[Stored records]
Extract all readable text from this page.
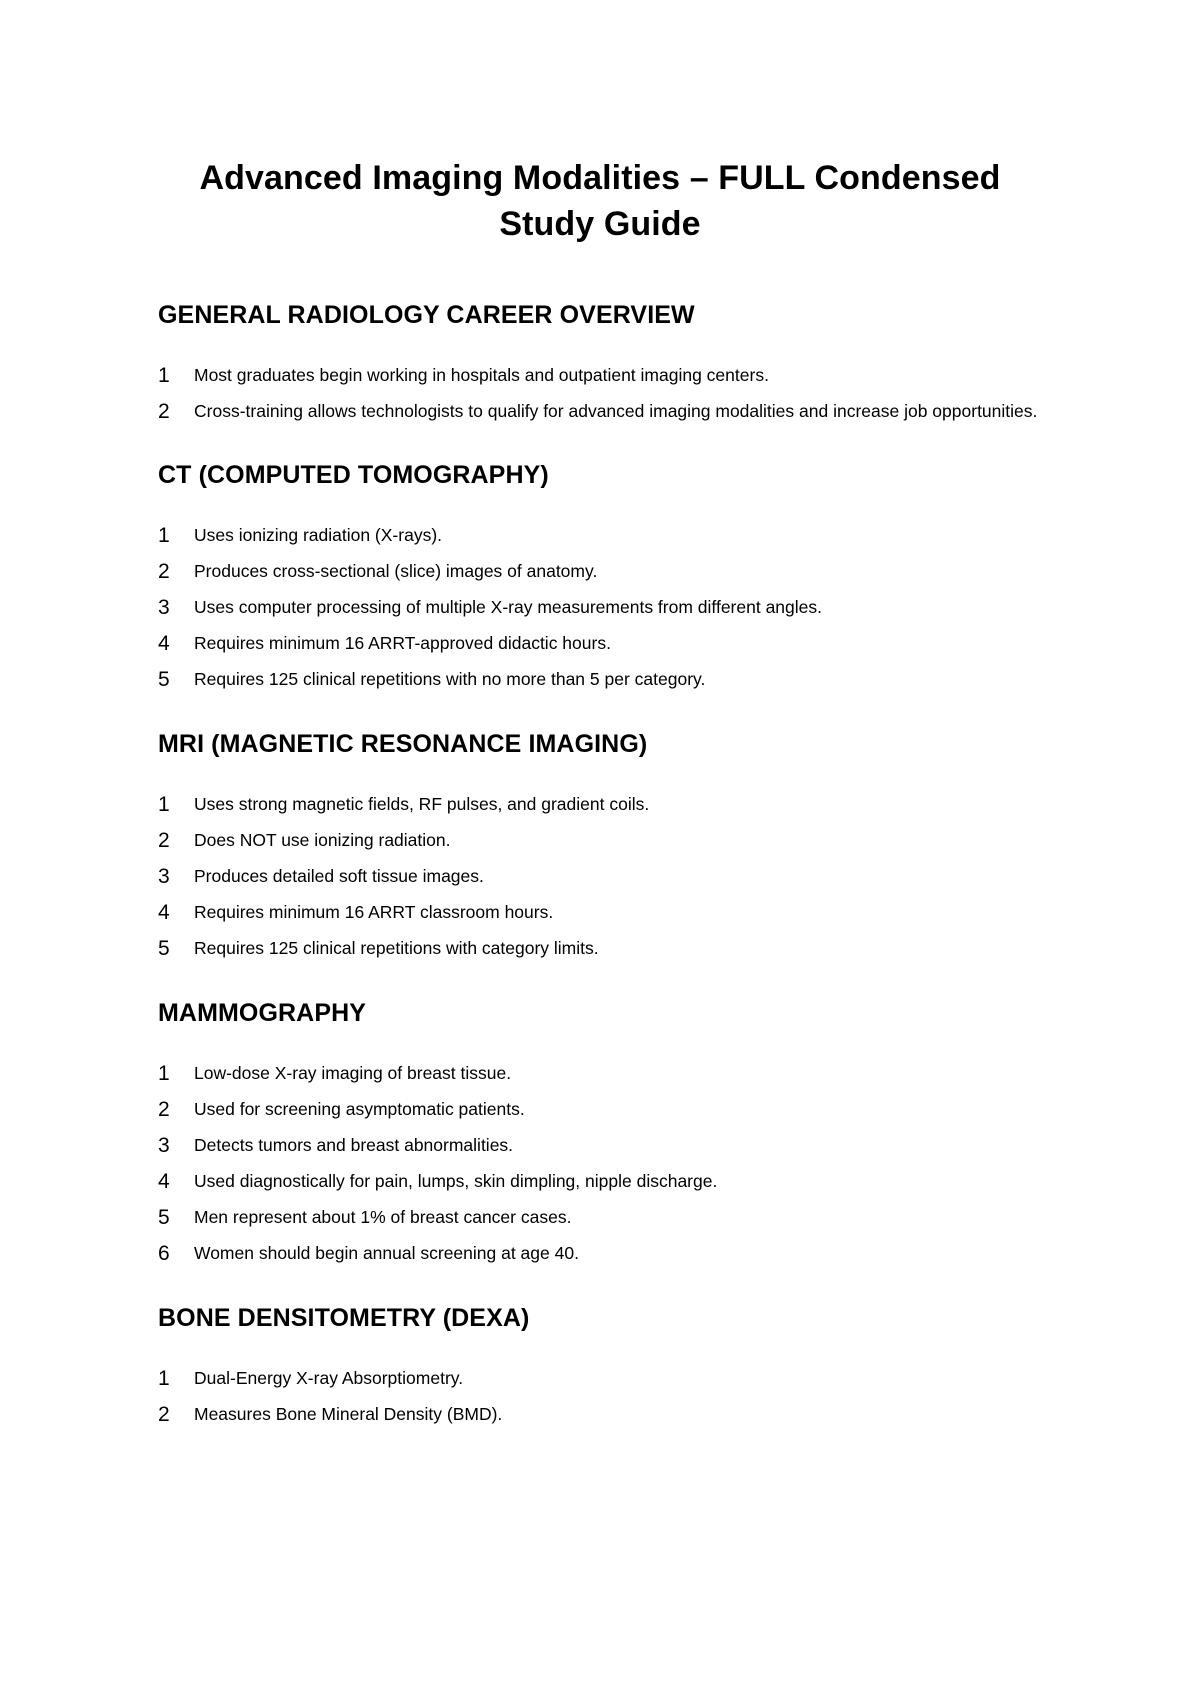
Advanced Imaging Modalities – FULL Condensed Study Guide
GENERAL RADIOLOGY CAREER OVERVIEW
1 Most graduates begin working in hospitals and outpatient imaging centers.
2 Cross-training allows technologists to qualify for advanced imaging modalities and increase job opportunities.
CT (COMPUTED TOMOGRAPHY)
1 Uses ionizing radiation (X-rays).
2 Produces cross-sectional (slice) images of anatomy.
3 Uses computer processing of multiple X-ray measurements from different angles.
4 Requires minimum 16 ARRT-approved didactic hours.
5 Requires 125 clinical repetitions with no more than 5 per category.
MRI (MAGNETIC RESONANCE IMAGING)
1 Uses strong magnetic fields, RF pulses, and gradient coils.
2 Does NOT use ionizing radiation.
3 Produces detailed soft tissue images.
4 Requires minimum 16 ARRT classroom hours.
5 Requires 125 clinical repetitions with category limits.
MAMMOGRAPHY
1 Low-dose X-ray imaging of breast tissue.
2 Used for screening asymptomatic patients.
3 Detects tumors and breast abnormalities.
4 Used diagnostically for pain, lumps, skin dimpling, nipple discharge.
5 Men represent about 1% of breast cancer cases.
6 Women should begin annual screening at age 40.
BONE DENSITOMETRY (DEXA)
1 Dual-Energy X-ray Absorptiometry.
2 Measures Bone Mineral Density (BMD).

#### Exercise objective:
From the records above, pick out and copy each line holding the word "Used".

#### The answer:
2 Used for screening asymptomatic patients.
4 Used diagnostically for pain, lumps, skin dimpling, nipple discharge.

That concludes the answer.